Stated task
Print the listing in its entirety and exactly, leaving out images.

Collected data

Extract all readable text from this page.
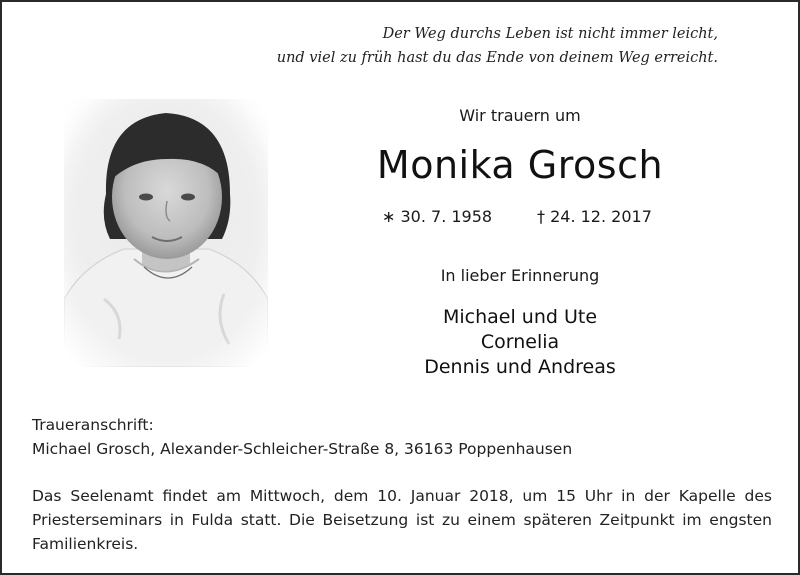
Der Weg durchs Leben ist nicht immer leicht,
und viel zu früh hast du das Ende von deinem Weg erreicht.
Wir trauern um
Monika Grosch
∗ 30. 7. 1958	† 24. 12. 2017
In lieber Erinnerung
Michael und Ute
Cornelia
Dennis und Andreas
Traueranschrift:
Michael Grosch, Alexander-Schleicher-Straße 8, 36163 Poppenhausen
Das Seelenamt findet am Mittwoch, dem 10. Januar 2018, um 15 Uhr in der Kapelle des Priesterseminars in Fulda statt. Die Beisetzung ist zu einem späteren Zeitpunkt im engsten Familienkreis.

Worked solution
Extract all readable text from this page.
Der Weg durchs Leben ist nicht immer leicht,
und viel zu früh hast du das Ende von deinem Weg erreicht.
Wir trauern um
Monika Grosch
∗ 30. 7. 1958	† 24. 12. 2017
In lieber Erinnerung
Michael und Ute
Cornelia
Dennis und Andreas
Traueranschrift:
Michael Grosch, Alexander-Schleicher-Straße 8, 36163 Poppenhausen
Das Seelenamt findet am Mittwoch, dem 10. Januar 2018, um 15 Uhr in der Kapelle des Priesterseminars in Fulda statt. Die Beisetzung ist zu einem späteren Zeitpunkt im engsten Familienkreis.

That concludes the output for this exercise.